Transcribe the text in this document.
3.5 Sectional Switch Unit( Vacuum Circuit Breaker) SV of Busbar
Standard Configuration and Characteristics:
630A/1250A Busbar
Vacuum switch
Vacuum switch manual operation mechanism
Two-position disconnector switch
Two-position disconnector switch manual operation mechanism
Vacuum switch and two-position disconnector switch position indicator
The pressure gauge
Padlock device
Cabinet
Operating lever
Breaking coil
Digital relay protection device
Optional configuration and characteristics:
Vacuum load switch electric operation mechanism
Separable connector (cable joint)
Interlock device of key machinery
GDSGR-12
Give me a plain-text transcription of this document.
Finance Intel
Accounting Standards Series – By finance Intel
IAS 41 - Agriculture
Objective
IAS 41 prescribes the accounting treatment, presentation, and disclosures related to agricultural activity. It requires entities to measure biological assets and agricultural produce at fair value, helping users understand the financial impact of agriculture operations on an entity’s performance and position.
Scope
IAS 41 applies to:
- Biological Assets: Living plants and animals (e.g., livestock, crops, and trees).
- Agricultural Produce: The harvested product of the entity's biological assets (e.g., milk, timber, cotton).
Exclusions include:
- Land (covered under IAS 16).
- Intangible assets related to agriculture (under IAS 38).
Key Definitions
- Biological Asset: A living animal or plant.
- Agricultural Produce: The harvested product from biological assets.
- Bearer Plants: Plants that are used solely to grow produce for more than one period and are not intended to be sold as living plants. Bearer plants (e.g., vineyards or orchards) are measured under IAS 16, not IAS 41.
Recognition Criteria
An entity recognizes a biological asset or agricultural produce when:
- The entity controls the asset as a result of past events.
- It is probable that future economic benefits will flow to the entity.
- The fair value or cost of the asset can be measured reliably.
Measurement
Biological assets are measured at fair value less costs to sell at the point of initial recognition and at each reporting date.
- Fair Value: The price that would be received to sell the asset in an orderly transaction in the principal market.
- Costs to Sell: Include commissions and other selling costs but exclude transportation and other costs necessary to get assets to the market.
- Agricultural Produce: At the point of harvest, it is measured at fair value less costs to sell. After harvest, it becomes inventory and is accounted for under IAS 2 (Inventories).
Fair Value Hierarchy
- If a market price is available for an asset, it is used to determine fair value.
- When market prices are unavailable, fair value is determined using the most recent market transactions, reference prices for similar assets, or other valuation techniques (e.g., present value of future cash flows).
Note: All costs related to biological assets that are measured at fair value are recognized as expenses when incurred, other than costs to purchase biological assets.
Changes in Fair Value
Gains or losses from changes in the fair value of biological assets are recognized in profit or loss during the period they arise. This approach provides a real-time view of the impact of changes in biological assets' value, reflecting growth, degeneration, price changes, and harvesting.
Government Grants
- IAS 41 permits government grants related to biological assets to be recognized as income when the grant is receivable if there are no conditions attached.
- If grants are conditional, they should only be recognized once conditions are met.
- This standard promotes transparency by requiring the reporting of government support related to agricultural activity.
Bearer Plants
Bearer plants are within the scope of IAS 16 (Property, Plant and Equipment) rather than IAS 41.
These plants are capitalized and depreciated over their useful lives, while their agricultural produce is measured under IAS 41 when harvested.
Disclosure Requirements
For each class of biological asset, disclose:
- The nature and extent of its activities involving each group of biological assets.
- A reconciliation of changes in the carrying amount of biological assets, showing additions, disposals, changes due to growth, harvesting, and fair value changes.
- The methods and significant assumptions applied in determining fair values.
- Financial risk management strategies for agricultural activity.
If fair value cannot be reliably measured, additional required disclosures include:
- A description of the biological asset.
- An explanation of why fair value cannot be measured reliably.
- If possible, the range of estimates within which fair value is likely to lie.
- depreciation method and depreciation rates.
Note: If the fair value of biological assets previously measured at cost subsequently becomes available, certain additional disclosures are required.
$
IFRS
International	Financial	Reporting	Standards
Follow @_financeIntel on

▶ [AIM]: All of the entries should be written out again exactly.

▶ [THE OUTPUT]:
Transcribe the text in this document.
3.5 Sectional Switch Unit( Vacuum Circuit Breaker) SV of Busbar
Standard Configuration and Characteristics:
630A/1250A Busbar
Vacuum switch
Vacuum switch manual operation mechanism
Two-position disconnector switch
Two-position disconnector switch manual operation mechanism
Vacuum switch and two-position disconnector switch position indicator
The pressure gauge
Padlock device
Cabinet
Operating lever
Breaking coil
Digital relay protection device
Optional configuration and characteristics:
Vacuum load switch electric operation mechanism
Separable connector (cable joint)
Interlock device of key machinery
GDSGR-12
Give me a plain-text transcription of this document.
Finance Intel
Accounting Standards Series – By finance Intel
IAS 41 - Agriculture
Objective
IAS 41 prescribes the accounting treatment, presentation, and disclosures related to agricultural activity. It requires entities to measure biological assets and agricultural produce at fair value, helping users understand the financial impact of agriculture operations on an entity’s performance and position.
Scope
IAS 41 applies to:
- Biological Assets: Living plants and animals (e.g., livestock, crops, and trees).
- Agricultural Produce: The harvested product of the entity's biological assets (e.g., milk, timber, cotton).
Exclusions include:
- Land (covered under IAS 16).
- Intangible assets related to agriculture (under IAS 38).
Key Definitions
- Biological Asset: A living animal or plant.
- Agricultural Produce: The harvested product from biological assets.
- Bearer Plants: Plants that are used solely to grow produce for more than one period and are not intended to be sold as living plants. Bearer plants (e.g., vineyards or orchards) are measured under IAS 16, not IAS 41.
Recognition Criteria
An entity recognizes a biological asset or agricultural produce when:
- The entity controls the asset as a result of past events.
- It is probable that future economic benefits will flow to the entity.
- The fair value or cost of the asset can be measured reliably.
Measurement
Biological assets are measured at fair value less costs to sell at the point of initial recognition and at each reporting date.
- Fair Value: The price that would be received to sell the asset in an orderly transaction in the principal market.
- Costs to Sell: Include commissions and other selling costs but exclude transportation and other costs necessary to get assets to the market.
- Agricultural Produce: At the point of harvest, it is measured at fair value less costs to sell. After harvest, it becomes inventory and is accounted for under IAS 2 (Inventories).
Fair Value Hierarchy
- If a market price is available for an asset, it is used to determine fair value.
- When market prices are unavailable, fair value is determined using the most recent market transactions, reference prices for similar assets, or other valuation techniques (e.g., present value of future cash flows).
Note: All costs related to biological assets that are measured at fair value are recognized as expenses when incurred, other than costs to purchase biological assets.
Changes in Fair Value
Gains or losses from changes in the fair value of biological assets are recognized in profit or loss during the period they arise. This approach provides a real-time view of the impact of changes in biological assets' value, reflecting growth, degeneration, price changes, and harvesting.
Government Grants
- IAS 41 permits government grants related to biological assets to be recognized as income when the grant is receivable if there are no conditions attached.
- If grants are conditional, they should only be recognized once conditions are met.
- This standard promotes transparency by requiring the reporting of government support related to agricultural activity.
Bearer Plants
Bearer plants are within the scope of IAS 16 (Property, Plant and Equipment) rather than IAS 41.
These plants are capitalized and depreciated over their useful lives, while their agricultural produce is measured under IAS 41 when harvested.
Disclosure Requirements
For each class of biological asset, disclose:
- The nature and extent of its activities involving each group of biological assets.
- A reconciliation of changes in the carrying amount of biological assets, showing additions, disposals, changes due to growth, harvesting, and fair value changes.
- The methods and significant assumptions applied in determining fair values.
- Financial risk management strategies for agricultural activity.
If fair value cannot be reliably measured, additional required disclosures include:
- A description of the biological asset.
- An explanation of why fair value cannot be measured reliably.
- If possible, the range of estimates within which fair value is likely to lie.
- depreciation method and depreciation rates.
Note: If the fair value of biological assets previously measured at cost subsequently becomes available, certain additional disclosures are required.
$
IFRS
International	Financial	Reporting	Standards
Follow @_financeIntel on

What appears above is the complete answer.